(Stored records)
▽

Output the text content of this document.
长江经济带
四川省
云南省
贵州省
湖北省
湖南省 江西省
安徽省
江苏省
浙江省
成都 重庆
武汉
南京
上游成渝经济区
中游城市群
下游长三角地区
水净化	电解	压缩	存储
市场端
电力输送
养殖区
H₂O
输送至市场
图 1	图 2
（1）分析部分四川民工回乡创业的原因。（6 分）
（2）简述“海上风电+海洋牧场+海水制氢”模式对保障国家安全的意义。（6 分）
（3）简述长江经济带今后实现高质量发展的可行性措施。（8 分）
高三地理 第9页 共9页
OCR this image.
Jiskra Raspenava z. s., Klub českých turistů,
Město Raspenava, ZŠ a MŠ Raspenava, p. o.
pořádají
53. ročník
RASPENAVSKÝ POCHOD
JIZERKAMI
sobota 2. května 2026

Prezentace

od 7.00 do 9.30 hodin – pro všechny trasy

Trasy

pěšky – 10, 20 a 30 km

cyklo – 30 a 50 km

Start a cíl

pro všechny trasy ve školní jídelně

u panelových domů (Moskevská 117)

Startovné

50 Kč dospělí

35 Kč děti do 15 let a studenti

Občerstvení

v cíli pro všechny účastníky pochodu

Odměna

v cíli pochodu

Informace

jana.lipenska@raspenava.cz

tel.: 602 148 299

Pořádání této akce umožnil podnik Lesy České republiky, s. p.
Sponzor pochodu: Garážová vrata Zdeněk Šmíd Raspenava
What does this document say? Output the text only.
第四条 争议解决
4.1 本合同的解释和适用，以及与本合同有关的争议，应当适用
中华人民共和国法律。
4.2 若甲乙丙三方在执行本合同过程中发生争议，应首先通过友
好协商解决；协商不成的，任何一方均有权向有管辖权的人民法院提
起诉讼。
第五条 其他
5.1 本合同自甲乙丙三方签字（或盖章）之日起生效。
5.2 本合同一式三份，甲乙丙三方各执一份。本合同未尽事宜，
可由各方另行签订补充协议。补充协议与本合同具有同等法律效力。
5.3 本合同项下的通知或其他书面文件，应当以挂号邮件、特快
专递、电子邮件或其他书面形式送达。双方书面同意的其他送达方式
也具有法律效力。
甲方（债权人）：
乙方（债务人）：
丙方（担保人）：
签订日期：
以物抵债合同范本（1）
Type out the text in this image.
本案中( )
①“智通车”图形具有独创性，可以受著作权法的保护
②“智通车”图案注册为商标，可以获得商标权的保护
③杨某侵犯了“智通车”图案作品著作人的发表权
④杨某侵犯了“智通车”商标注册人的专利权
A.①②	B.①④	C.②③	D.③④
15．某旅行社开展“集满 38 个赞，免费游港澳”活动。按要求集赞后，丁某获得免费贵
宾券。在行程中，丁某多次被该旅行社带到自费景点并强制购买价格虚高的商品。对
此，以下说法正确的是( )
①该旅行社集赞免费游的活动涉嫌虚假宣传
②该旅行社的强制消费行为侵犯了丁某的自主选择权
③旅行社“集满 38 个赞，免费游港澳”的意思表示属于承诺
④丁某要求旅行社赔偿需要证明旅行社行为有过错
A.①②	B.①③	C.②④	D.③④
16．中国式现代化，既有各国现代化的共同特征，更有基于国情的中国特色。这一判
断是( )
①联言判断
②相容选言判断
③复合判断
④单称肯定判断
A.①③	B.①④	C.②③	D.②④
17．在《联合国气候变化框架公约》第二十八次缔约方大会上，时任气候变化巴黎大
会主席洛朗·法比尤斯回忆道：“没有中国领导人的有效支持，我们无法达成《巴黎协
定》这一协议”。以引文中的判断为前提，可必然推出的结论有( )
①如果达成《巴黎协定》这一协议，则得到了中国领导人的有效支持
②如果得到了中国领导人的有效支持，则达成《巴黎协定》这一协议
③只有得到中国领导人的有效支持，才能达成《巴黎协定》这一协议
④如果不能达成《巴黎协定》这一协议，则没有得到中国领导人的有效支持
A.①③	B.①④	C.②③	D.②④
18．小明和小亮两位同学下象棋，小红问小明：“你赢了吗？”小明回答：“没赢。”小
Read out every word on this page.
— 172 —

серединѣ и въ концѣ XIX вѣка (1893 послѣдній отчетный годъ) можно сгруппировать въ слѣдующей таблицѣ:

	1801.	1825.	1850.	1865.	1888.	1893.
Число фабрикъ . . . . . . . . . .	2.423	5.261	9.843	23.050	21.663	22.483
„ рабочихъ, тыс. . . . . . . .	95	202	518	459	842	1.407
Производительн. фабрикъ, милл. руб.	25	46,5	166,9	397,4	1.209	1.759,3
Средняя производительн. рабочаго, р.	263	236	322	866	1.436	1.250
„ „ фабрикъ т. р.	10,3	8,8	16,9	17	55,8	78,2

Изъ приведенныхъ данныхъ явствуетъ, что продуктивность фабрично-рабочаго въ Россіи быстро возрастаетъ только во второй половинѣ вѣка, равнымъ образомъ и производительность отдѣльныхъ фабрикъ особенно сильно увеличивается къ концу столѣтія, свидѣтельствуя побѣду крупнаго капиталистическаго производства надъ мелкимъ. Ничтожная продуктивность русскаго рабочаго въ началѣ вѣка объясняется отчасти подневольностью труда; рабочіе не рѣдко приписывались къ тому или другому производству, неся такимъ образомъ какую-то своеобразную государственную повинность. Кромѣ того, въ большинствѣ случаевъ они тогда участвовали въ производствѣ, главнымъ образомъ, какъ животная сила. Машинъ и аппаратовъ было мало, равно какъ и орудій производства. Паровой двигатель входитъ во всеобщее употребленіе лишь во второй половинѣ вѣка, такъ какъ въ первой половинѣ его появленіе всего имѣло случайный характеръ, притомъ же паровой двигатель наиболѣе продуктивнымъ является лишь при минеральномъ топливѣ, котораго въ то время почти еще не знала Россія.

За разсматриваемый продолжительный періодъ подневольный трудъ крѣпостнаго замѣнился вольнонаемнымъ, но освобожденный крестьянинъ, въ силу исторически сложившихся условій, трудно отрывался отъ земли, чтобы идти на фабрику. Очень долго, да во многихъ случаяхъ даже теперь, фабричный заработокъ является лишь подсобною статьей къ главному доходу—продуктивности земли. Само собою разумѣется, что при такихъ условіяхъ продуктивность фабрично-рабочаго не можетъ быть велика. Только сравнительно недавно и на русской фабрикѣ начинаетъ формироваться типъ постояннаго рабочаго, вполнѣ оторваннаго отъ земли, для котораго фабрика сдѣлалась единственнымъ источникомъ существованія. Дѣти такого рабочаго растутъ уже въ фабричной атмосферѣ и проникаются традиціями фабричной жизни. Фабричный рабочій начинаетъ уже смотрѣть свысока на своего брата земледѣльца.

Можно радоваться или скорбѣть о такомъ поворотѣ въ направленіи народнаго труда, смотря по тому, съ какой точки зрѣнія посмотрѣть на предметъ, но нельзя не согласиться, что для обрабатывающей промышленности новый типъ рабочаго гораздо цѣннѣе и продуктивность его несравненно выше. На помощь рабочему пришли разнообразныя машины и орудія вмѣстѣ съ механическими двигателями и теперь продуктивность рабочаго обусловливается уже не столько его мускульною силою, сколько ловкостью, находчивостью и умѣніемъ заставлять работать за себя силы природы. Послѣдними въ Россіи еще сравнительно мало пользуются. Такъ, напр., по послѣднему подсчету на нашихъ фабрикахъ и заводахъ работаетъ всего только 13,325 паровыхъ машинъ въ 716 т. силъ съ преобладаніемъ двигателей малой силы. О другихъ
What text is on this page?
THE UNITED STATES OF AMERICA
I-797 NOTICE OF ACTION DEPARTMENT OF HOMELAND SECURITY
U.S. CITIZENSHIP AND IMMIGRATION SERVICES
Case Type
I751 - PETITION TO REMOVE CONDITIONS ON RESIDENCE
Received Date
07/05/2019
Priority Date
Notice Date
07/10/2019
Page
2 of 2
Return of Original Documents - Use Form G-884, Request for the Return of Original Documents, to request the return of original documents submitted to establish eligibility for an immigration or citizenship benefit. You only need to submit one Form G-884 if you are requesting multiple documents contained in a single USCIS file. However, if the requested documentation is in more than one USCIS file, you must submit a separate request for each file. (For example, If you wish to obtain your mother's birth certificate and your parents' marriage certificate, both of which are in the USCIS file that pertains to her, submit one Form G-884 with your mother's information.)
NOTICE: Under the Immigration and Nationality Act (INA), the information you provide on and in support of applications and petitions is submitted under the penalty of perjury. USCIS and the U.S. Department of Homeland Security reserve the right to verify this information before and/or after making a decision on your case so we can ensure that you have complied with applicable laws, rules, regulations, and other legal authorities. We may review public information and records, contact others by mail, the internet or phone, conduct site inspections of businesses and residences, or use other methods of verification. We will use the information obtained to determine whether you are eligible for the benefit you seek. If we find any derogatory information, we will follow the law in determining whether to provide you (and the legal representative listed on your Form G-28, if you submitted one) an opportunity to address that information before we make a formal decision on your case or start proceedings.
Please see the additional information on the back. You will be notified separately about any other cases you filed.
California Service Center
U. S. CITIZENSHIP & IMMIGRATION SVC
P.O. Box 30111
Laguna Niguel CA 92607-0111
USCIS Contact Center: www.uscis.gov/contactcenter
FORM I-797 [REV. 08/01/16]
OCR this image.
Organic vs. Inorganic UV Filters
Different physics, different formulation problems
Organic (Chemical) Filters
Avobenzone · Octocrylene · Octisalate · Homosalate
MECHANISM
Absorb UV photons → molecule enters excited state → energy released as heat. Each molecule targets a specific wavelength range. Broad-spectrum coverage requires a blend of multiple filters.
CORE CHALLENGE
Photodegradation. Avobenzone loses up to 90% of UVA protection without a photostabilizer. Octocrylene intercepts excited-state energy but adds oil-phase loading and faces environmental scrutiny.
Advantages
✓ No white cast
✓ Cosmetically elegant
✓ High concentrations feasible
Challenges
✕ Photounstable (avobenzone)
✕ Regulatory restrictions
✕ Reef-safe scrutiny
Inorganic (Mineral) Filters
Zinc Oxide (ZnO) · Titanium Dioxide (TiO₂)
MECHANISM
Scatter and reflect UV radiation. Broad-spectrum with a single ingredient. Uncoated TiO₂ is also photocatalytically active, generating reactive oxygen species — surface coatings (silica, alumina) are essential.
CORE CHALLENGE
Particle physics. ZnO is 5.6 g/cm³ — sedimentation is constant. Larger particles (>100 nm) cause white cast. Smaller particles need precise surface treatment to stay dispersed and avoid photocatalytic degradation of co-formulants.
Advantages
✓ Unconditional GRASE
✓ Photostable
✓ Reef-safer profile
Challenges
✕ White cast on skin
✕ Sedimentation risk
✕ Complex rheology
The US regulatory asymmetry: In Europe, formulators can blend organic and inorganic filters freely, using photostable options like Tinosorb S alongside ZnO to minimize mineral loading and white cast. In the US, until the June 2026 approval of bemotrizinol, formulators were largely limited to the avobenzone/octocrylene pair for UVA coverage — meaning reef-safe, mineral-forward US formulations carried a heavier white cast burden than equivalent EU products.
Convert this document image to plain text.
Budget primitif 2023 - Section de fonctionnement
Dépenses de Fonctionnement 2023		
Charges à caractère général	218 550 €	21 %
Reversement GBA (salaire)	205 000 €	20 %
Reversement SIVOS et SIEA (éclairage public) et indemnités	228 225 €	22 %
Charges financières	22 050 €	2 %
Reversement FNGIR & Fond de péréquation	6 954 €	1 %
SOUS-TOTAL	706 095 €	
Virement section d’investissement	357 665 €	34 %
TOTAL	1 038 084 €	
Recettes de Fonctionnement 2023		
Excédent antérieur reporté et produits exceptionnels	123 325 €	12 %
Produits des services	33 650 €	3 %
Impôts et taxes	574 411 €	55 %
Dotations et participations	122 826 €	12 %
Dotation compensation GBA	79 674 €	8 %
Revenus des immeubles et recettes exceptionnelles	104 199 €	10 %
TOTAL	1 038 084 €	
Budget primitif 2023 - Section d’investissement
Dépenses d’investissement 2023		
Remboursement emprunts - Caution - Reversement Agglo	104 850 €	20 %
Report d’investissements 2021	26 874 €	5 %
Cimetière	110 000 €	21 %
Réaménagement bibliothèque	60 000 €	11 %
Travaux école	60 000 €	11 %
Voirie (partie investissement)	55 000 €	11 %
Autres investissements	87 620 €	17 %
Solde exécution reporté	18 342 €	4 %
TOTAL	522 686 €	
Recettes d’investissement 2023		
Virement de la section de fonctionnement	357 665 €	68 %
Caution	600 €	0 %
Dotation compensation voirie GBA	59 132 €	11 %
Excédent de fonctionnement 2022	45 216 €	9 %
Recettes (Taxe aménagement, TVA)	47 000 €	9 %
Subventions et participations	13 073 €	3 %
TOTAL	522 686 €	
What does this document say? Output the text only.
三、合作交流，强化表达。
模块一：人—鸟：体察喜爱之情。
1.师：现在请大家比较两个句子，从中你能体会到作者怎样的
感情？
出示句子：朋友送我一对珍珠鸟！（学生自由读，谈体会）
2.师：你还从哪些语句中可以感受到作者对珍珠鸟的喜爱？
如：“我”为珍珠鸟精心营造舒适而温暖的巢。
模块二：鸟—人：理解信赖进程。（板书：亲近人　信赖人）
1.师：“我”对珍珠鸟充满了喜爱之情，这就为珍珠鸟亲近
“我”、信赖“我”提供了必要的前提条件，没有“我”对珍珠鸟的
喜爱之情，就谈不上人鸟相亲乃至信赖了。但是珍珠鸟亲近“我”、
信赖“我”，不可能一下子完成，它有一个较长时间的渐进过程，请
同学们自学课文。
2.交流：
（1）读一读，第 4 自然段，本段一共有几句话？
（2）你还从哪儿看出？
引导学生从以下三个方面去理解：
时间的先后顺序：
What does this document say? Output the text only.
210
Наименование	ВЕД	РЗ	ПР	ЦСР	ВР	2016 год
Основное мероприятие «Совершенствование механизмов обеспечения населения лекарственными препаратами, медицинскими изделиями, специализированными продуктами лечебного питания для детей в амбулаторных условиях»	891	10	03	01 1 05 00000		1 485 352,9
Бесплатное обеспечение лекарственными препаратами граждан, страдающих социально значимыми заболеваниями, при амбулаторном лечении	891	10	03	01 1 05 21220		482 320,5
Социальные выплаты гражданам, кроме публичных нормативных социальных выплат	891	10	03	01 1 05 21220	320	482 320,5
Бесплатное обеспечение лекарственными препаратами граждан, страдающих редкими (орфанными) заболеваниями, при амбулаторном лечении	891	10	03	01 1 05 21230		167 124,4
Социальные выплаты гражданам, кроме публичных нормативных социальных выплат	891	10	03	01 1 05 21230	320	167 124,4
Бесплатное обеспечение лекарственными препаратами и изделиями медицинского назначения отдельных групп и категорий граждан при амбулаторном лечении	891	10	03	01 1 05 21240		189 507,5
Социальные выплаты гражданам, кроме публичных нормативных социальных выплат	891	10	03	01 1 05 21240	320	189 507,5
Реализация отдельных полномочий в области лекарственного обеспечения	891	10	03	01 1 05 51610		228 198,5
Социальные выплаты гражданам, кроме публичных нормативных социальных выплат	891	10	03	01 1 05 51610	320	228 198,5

△

INSTRUCTIONS TO FOLLOW —
Copy out all lines that carry the word "Center".

RESULT FOR THIS EXERCISE —
California Service Center
USCIS Contact Center: www.uscis.gov/contactcenter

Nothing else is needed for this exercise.